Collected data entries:
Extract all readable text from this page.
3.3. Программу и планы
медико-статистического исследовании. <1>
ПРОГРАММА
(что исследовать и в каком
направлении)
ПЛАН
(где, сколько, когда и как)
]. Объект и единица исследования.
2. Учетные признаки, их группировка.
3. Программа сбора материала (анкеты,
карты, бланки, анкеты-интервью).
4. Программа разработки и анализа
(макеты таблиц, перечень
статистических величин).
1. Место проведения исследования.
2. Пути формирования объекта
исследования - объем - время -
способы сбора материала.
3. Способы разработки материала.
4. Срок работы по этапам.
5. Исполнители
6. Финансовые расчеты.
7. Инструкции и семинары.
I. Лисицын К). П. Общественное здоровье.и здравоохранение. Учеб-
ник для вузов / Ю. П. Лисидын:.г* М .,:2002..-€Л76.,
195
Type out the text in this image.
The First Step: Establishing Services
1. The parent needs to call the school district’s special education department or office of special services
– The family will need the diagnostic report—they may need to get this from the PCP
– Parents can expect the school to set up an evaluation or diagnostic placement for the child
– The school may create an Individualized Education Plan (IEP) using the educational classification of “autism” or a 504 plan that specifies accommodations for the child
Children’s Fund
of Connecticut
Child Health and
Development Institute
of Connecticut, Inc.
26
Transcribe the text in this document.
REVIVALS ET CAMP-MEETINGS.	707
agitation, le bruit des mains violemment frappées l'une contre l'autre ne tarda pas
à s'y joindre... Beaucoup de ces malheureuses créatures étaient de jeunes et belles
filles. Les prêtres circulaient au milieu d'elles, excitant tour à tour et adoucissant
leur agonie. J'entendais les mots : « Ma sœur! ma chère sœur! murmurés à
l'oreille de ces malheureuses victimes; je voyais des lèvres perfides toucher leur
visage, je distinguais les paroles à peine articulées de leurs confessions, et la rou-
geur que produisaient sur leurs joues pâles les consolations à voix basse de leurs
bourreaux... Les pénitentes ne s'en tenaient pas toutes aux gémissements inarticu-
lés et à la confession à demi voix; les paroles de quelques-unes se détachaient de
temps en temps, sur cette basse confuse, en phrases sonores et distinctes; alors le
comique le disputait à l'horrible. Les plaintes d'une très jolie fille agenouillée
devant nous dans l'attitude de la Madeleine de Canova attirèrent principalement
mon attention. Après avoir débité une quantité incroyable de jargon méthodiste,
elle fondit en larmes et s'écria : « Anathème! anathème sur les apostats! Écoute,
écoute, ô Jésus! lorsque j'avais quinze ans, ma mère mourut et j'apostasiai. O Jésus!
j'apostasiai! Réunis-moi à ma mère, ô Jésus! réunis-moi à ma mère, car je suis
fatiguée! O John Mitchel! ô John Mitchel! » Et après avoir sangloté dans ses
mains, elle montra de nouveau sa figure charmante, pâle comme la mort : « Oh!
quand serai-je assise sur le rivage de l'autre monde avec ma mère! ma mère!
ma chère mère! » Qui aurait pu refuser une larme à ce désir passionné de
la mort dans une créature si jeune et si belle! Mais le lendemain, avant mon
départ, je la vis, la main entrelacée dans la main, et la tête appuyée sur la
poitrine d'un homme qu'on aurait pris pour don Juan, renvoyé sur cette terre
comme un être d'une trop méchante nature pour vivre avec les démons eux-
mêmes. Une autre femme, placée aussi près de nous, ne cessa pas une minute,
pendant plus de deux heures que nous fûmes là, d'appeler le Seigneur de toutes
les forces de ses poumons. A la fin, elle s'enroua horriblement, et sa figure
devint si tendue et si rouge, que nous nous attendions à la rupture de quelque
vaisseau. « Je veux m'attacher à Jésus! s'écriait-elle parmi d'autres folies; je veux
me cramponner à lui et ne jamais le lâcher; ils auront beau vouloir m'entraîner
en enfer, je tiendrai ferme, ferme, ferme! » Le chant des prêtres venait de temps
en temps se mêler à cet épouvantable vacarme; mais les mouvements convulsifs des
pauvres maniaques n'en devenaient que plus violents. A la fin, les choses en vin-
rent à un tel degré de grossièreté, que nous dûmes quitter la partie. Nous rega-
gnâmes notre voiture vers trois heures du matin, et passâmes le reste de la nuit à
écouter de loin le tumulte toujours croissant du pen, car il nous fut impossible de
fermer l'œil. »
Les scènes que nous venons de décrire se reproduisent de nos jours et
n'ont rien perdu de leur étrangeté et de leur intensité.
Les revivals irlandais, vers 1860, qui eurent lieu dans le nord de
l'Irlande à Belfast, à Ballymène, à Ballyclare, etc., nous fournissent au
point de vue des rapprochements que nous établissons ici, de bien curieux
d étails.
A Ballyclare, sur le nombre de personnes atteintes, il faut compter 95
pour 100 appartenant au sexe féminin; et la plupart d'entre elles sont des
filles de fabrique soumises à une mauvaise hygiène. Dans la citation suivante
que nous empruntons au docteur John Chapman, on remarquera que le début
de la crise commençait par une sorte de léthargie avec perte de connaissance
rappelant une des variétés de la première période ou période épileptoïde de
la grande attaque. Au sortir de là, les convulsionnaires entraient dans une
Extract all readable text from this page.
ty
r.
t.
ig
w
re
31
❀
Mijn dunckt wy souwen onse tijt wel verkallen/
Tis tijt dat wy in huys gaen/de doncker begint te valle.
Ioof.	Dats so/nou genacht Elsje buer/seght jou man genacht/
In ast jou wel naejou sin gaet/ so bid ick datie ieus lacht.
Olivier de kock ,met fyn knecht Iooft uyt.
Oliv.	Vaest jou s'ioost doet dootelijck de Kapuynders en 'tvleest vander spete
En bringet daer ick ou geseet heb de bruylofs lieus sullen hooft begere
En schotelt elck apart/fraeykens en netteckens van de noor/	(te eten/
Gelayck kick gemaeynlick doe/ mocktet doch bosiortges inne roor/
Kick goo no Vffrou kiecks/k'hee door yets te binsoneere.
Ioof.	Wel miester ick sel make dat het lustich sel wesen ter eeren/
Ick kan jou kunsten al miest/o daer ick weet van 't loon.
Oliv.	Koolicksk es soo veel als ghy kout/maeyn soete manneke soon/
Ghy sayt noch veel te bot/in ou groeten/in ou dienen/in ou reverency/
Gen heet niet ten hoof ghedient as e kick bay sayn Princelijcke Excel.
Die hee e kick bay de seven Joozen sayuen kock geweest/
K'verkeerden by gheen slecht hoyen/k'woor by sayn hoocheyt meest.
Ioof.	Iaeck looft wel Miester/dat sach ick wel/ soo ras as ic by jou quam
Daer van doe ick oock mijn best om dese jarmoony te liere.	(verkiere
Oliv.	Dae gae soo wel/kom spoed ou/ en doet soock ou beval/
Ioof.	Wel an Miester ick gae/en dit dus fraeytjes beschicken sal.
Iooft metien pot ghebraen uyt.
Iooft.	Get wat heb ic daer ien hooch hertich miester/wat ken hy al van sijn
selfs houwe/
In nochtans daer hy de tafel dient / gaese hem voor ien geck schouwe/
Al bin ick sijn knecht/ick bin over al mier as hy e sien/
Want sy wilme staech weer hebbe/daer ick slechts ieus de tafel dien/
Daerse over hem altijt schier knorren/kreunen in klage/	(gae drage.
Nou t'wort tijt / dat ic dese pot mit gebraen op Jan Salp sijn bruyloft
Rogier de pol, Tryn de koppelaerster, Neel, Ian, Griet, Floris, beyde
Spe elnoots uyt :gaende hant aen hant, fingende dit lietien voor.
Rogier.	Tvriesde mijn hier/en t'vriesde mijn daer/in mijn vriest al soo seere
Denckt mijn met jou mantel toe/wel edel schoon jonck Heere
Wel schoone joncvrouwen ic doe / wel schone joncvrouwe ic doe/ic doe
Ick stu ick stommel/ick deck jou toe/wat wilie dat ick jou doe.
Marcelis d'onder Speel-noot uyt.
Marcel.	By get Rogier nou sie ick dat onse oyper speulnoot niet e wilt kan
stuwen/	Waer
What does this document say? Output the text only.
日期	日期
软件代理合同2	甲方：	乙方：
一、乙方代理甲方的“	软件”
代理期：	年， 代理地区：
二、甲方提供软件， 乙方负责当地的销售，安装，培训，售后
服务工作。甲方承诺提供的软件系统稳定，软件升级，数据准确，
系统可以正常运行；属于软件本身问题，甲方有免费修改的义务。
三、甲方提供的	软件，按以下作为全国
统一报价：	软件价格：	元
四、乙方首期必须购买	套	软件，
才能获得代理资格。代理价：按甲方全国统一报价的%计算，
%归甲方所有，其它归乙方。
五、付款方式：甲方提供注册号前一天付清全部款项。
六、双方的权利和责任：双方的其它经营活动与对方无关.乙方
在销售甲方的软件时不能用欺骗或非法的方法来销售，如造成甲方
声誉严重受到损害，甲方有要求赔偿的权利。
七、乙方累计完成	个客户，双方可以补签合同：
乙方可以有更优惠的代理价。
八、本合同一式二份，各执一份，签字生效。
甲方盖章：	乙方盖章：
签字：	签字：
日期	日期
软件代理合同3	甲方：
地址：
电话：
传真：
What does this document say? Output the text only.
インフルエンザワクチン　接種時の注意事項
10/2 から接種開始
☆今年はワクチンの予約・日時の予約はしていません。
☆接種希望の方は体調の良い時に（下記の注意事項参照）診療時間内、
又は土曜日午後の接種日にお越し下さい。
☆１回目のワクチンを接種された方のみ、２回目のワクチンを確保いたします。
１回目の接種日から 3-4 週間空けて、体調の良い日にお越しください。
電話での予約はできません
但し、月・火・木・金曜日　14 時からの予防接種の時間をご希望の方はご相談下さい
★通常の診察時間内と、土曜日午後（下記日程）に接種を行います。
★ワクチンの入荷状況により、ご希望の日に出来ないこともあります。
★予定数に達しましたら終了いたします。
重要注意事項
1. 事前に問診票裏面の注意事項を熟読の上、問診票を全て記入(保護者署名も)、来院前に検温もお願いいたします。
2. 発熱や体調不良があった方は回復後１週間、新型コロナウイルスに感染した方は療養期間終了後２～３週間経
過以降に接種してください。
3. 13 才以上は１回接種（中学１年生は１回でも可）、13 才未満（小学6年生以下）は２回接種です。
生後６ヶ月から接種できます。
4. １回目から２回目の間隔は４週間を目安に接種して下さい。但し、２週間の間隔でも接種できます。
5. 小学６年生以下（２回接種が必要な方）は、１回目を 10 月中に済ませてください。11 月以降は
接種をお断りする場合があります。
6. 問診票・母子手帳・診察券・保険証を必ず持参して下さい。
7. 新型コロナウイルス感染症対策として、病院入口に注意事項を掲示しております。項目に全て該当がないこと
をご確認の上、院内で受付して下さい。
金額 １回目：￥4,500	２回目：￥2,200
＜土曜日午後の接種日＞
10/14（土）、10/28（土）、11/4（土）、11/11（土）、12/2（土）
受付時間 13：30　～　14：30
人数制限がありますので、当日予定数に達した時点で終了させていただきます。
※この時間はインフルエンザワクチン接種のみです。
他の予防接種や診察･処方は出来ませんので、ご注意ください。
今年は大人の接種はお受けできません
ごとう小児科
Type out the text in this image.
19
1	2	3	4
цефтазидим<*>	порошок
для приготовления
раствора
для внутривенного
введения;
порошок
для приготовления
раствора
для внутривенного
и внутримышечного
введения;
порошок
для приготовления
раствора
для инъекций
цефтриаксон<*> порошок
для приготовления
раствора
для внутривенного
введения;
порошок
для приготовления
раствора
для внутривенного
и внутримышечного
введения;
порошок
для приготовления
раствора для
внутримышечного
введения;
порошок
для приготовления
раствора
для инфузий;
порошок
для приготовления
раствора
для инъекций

## REQUIREMENT
Where a line in the material above holds "сбора", copy that line.

## COMPLETE OUTPUT
3. Программа сбора материала (анкеты,
способы сбора материала.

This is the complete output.